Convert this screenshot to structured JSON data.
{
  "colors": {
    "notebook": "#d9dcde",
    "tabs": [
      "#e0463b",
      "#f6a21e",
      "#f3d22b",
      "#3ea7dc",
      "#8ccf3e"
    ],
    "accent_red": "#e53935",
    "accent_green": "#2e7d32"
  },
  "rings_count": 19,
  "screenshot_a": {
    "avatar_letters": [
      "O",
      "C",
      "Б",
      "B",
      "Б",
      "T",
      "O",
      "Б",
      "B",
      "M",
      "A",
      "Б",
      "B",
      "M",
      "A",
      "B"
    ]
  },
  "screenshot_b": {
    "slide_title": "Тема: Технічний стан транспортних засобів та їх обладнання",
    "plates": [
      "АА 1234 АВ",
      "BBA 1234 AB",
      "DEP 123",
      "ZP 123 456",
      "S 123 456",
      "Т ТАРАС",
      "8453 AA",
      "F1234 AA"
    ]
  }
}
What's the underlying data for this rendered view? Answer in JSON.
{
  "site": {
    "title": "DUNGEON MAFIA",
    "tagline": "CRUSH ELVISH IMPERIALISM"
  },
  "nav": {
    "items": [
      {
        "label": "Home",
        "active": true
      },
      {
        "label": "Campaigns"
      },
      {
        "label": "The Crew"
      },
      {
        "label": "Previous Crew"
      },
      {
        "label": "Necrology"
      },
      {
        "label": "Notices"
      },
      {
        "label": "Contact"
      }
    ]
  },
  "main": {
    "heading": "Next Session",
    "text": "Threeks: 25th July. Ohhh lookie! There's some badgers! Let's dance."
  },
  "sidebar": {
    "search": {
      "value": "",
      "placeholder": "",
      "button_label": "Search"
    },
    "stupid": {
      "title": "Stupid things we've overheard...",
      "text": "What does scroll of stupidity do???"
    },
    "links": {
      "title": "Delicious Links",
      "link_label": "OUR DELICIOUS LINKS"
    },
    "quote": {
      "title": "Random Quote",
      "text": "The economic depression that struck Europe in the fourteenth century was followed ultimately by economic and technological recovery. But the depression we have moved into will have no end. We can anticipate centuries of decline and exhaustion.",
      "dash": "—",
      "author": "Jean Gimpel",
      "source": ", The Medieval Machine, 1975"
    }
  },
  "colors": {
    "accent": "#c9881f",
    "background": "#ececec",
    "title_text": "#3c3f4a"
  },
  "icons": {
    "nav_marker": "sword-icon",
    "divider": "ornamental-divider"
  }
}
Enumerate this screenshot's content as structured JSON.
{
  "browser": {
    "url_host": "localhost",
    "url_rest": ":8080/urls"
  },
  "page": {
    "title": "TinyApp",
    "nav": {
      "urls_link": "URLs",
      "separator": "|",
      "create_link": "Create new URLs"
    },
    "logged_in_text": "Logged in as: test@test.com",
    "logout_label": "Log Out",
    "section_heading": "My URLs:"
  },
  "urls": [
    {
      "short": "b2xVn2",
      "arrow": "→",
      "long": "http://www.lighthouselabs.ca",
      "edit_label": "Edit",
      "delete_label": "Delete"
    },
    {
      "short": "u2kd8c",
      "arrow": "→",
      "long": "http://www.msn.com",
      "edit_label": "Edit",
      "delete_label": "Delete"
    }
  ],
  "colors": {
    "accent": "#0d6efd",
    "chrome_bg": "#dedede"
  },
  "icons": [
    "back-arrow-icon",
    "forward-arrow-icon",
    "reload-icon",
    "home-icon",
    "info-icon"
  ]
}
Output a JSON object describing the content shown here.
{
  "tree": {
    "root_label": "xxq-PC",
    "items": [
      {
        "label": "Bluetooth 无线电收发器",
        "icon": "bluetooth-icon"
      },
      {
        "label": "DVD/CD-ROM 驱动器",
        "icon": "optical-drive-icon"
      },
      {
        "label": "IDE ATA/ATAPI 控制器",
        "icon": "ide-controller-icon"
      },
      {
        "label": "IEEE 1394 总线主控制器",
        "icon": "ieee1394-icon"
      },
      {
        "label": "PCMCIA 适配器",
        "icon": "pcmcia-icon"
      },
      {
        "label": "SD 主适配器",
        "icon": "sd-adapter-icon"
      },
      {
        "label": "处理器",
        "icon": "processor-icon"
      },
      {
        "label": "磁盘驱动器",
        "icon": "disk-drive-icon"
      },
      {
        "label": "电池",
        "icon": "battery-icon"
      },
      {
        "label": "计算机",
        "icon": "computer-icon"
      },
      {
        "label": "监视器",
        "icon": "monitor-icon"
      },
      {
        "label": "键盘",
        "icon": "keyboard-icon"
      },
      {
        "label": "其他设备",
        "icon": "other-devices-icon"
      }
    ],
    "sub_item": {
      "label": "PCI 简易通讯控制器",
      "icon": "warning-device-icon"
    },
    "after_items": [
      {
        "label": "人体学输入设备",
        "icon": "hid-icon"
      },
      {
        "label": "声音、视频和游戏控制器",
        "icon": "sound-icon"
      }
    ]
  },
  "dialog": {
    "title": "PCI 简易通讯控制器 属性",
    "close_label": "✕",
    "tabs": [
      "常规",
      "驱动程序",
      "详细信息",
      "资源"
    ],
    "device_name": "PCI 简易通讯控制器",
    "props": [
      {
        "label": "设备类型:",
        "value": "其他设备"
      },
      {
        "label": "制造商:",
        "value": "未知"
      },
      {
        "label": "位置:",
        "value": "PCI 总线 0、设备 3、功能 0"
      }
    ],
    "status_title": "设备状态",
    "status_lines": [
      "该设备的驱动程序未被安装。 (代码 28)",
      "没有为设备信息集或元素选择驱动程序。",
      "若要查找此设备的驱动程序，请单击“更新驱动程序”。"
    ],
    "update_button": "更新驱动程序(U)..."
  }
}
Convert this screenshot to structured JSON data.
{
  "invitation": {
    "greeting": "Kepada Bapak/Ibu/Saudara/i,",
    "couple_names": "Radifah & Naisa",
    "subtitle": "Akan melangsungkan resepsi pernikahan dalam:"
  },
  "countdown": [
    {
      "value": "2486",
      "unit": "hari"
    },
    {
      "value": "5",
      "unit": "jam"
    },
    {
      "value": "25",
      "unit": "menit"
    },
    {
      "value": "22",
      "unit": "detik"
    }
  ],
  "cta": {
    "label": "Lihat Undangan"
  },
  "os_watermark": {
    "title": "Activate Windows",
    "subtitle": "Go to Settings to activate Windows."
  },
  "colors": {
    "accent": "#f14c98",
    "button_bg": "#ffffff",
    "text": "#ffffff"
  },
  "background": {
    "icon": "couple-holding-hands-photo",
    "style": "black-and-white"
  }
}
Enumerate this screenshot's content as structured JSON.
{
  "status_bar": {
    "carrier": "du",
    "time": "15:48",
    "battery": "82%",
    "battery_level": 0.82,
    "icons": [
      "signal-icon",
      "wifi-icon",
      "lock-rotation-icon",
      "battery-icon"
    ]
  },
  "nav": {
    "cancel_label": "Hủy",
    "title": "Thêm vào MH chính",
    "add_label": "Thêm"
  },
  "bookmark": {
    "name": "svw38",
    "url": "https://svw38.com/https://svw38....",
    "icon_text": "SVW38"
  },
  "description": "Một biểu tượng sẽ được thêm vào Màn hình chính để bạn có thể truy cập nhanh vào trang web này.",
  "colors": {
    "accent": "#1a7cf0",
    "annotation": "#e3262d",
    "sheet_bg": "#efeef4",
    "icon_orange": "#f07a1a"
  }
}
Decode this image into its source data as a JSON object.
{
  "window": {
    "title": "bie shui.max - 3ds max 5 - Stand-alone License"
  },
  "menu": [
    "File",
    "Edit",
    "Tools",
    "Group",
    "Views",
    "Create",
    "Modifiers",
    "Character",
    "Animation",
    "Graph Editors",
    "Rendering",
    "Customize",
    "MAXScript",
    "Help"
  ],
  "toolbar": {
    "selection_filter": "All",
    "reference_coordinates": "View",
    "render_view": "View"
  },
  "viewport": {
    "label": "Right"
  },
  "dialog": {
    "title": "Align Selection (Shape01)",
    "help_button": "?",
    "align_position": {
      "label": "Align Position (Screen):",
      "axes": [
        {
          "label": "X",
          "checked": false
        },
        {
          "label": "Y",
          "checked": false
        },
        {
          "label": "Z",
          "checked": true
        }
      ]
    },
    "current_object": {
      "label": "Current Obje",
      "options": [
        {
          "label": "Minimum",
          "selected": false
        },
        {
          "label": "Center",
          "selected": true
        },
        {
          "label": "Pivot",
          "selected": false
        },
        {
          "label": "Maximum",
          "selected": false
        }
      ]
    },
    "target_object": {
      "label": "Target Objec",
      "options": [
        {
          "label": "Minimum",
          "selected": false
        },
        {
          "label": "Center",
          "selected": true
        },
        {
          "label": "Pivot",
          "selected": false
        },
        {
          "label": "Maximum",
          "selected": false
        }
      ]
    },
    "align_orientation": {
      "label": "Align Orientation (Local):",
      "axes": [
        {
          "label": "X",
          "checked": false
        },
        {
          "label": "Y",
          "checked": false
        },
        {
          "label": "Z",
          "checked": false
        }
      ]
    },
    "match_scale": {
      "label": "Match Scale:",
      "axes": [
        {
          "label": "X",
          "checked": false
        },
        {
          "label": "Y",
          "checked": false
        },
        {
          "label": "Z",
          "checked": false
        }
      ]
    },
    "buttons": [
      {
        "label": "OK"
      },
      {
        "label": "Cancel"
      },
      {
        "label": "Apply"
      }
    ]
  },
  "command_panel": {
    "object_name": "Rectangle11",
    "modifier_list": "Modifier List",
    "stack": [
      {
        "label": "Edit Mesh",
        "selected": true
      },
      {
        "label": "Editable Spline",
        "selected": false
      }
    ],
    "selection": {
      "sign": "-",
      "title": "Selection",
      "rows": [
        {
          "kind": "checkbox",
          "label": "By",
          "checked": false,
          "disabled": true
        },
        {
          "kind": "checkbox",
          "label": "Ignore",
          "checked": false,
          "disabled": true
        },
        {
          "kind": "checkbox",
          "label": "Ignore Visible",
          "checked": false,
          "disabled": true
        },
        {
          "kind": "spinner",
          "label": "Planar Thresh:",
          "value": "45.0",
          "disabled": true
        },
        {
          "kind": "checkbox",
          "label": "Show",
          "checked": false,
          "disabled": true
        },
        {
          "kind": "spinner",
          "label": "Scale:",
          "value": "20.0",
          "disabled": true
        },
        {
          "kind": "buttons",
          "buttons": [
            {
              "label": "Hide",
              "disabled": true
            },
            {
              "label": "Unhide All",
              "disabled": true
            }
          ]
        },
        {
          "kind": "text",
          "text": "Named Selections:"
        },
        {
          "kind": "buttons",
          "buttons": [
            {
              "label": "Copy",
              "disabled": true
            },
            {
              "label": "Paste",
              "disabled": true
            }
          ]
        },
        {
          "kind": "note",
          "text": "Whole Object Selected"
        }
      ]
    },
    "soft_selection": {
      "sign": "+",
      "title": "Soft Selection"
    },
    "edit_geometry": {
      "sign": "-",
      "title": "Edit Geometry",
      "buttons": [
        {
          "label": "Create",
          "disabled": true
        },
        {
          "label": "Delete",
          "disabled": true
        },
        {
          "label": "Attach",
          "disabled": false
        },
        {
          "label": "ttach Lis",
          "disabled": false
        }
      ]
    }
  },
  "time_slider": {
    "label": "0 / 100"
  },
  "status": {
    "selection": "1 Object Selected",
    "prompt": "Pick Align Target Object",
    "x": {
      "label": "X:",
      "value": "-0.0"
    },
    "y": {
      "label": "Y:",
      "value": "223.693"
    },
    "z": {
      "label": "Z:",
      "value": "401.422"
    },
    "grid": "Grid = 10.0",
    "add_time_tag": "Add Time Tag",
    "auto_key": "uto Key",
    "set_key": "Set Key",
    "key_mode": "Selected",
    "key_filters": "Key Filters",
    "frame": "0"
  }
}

☆ ☆ ☆ ☆ ☆

• **Exercise brief**
Go through the material line by line. Show each line that contains the string "data".

• **In response**
Convert this screenshot to structured JSON data.
What's the underlying data for this rendered view? Answer in JSON.
Convert this screenshot to structured JSON data.
Decode this image into its source data as a JSON object.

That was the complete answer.